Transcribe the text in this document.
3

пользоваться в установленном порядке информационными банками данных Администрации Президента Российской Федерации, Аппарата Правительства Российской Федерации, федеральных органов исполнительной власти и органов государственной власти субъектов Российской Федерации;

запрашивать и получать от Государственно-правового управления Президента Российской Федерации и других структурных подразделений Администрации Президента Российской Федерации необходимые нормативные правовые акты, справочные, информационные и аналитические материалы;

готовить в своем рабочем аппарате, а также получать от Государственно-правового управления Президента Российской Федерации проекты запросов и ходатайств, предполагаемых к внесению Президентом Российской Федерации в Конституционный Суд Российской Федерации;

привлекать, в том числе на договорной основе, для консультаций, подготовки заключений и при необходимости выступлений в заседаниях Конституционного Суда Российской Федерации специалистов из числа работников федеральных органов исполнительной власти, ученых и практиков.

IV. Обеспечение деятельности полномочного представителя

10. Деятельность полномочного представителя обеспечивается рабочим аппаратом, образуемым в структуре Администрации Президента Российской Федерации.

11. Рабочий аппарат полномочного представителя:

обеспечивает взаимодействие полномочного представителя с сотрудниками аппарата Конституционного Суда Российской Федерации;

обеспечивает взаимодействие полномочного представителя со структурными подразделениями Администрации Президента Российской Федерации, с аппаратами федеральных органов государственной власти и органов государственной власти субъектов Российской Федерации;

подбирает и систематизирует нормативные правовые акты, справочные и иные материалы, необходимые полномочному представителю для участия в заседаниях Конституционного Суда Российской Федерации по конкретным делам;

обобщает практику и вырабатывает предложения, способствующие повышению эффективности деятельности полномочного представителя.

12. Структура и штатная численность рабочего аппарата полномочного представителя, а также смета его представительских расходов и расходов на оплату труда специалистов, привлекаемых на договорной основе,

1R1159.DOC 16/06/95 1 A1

- _SHORT TASK_
Repeat the data in its entirety, character for character.

- _FINISHED ANSWER_
Transcribe the text in this document.
3

пользоваться в установленном порядке информационными банками данных Администрации Президента Российской Федерации, Аппарата Правительства Российской Федерации, федеральных органов исполнительной власти и органов государственной власти субъектов Российской Федерации;

запрашивать и получать от Государственно-правового управления Президента Российской Федерации и других структурных подразделений Администрации Президента Российской Федерации необходимые нормативные правовые акты, справочные, информационные и аналитические материалы;

готовить в своем рабочем аппарате, а также получать от Государственно-правового управления Президента Российской Федерации проекты запросов и ходатайств, предполагаемых к внесению Президентом Российской Федерации в Конституционный Суд Российской Федерации;

привлекать, в том числе на договорной основе, для консультаций, подготовки заключений и при необходимости выступлений в заседаниях Конституционного Суда Российской Федерации специалистов из числа работников федеральных органов исполнительной власти, ученых и практиков.

IV. Обеспечение деятельности полномочного представителя

10. Деятельность полномочного представителя обеспечивается рабочим аппаратом, образуемым в структуре Администрации Президента Российской Федерации.

11. Рабочий аппарат полномочного представителя:

обеспечивает взаимодействие полномочного представителя с сотрудниками аппарата Конституционного Суда Российской Федерации;

обеспечивает взаимодействие полномочного представителя со структурными подразделениями Администрации Президента Российской Федерации, с аппаратами федеральных органов государственной власти и органов государственной власти субъектов Российской Федерации;

подбирает и систематизирует нормативные правовые акты, справочные и иные материалы, необходимые полномочному представителю для участия в заседаниях Конституционного Суда Российской Федерации по конкретным делам;

обобщает практику и вырабатывает предложения, способствующие повышению эффективности деятельности полномочного представителя.

12. Структура и штатная численность рабочего аппарата полномочного представителя, а также смета его представительских расходов и расходов на оплату труда специалистов, привлекаемых на договорной основе,

1R1159.DOC 16/06/95 1 A1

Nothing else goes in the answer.